*Passage shown:*

Newly re branded Aviva may discover their name change won't make their customers any happier - if my experience is typical.
In fact according to www.reviewcentre.com Aviva scores 0.9 out of 5 based on 40 reviews. Common complaints are endless delays, the time it takes to speak to someone and the accuracy of the information they provide.
The sad truth about insurance is you only know if it's any good when you come to make a claim. Fortunately my home hasn't burned to the ground but I've just discovered why I might not want to rely on Aviva to help.
You won't find Aviva on any price comparison websites. Instead they offer existing customers the lure of £20 in M&S vouchers to renew their policy. My mother was excited when she mentioned the free vouchers. 'Good luck with those' I told her, 'mine never arrived'. Instead I showed her how Confused.com offered a Churchill policy which is £160 cheaper. Is that the one with the nice dog on the telly? she asked.
My M&S vouchers failed to arrive when I renewed my Aviva home insurance policy 11 weeks ago in August.
'It's easy to renew'On 18th August I have a long call with Aviva's Mark to try and reduce my premium by a pound to last year's level. Then I paid the premium in a single payment by Mastercard.
Aviva's renewal letter
Aviva's renewal letter
So that's the insurance renewed for another year, but where are the M&S vouchers?
On 24th October I telephone Aviva and speak to Ashley to ask what's happened to my £20 M&S vouchers. 'We're sorry, I'll send you a replacement by recorded delivery, you'll have them within 7 days" she reassures me.
By the 4th November, 11 days later, still no vouchers. After a long wait with serious sounding recorded announcements warning me to tell only the truth, I speak to Aviva's Gerard at the Glasgow call centre. He doesn't know why Ashley would have told me replacement vouchers would be sent, they don't do that from Glasgow, but he can send a cheque.
I mention that I don't seem to have the renewed policy document either . No problem he can email it over. 'The policy is definitely in force?' I ask. 'Oh yes, don't worry, it would show as lapsed otherwise.'
Gerard's email doesn't arrive either, so I check my policy on Aviva's website. The premium is showing as charged, but the effective date is showing today's date, 4th November, not the 1st September when it fell due, which worries me.
So 2 hours later I make another call to Aviva's Gerard - in case you're counting that's my 4th telephone call for this policy. 'I did send the email' he says. 'Can you send me a hard copy in the post?' No problem (this hasn't arrived either) 'The policy is definitely in force?' 'Oh yes, don't worry about that'. It says 'charged' not 'paid' I mention. 'Don't worry we've had some issues with our accounts department'. What 'issues' I wonder?
The next day, Friday, good as their word Aviva send me a cheque for £20. But now I'm worried about my policy, and I check my Mastercard statement for August. Aviva have not collected any money from my card.
On Saturday there's another envelope from Aviva.

(Extracted data entries)
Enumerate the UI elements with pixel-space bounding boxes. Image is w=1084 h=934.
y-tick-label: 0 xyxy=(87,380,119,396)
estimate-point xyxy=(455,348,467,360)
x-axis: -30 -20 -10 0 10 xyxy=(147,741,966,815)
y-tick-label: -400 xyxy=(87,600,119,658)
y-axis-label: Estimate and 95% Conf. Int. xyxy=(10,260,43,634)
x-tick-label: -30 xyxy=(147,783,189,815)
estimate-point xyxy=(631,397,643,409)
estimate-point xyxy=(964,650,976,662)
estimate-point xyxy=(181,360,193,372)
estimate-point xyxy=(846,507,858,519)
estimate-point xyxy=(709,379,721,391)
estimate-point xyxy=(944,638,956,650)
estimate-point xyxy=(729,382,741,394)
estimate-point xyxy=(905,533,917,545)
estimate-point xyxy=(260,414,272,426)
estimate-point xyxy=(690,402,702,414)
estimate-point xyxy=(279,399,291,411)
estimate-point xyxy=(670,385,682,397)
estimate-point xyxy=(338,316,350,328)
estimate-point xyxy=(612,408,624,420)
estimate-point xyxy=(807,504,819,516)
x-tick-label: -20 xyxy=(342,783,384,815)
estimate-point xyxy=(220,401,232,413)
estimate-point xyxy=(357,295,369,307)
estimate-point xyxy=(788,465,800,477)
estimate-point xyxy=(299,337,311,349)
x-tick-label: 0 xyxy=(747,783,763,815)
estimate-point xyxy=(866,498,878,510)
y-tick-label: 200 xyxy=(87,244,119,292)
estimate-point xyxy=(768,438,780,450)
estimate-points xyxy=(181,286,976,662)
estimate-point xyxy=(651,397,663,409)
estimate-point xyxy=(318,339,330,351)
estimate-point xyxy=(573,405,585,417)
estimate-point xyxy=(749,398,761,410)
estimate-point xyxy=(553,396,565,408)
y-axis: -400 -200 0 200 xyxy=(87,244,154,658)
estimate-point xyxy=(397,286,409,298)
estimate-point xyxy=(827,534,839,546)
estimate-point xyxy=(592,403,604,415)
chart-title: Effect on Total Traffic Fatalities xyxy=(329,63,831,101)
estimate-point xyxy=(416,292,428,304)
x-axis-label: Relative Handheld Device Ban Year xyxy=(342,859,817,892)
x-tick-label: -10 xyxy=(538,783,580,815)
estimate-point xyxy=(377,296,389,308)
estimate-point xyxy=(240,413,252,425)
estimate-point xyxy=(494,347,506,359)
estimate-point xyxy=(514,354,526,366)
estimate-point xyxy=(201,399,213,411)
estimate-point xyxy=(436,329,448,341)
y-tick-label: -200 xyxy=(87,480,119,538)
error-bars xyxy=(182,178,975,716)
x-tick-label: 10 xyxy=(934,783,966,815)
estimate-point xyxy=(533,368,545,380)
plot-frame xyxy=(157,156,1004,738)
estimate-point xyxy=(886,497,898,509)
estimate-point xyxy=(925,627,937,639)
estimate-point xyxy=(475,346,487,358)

*Required actions:*
(A) In the account of renewing Aviva home insurance, what score out of 5 does Aviva receive on www.reviewcentre.com?
(B) Rewrite the stretch of the listing from its start through the line containing "estimate-point xyxy=(260,414,272,426)", swapping "estimate-point" for "data-point" and leaving everything else unchanged. Return only those lines.

*Expected responses:*
(A) Aviva scores 0.9 out of 5, based on 40 reviews.

(B)
Enumerate the UI elements with pixel-space bounding boxes. Image is w=1084 h=934.
y-tick-label: 0 xyxy=(87,380,119,396)
data-point xyxy=(455,348,467,360)
x-axis: -30 -20 -10 0 10 xyxy=(147,741,966,815)
y-tick-label: -400 xyxy=(87,600,119,658)
y-axis-label: Estimate and 95% Conf. Int. xyxy=(10,260,43,634)
x-tick-label: -30 xyxy=(147,783,189,815)
data-point xyxy=(631,397,643,409)
data-point xyxy=(964,650,976,662)
data-point xyxy=(181,360,193,372)
data-point xyxy=(846,507,858,519)
data-point xyxy=(709,379,721,391)
data-point xyxy=(944,638,956,650)
data-point xyxy=(729,382,741,394)
data-point xyxy=(905,533,917,545)
data-point xyxy=(260,414,272,426)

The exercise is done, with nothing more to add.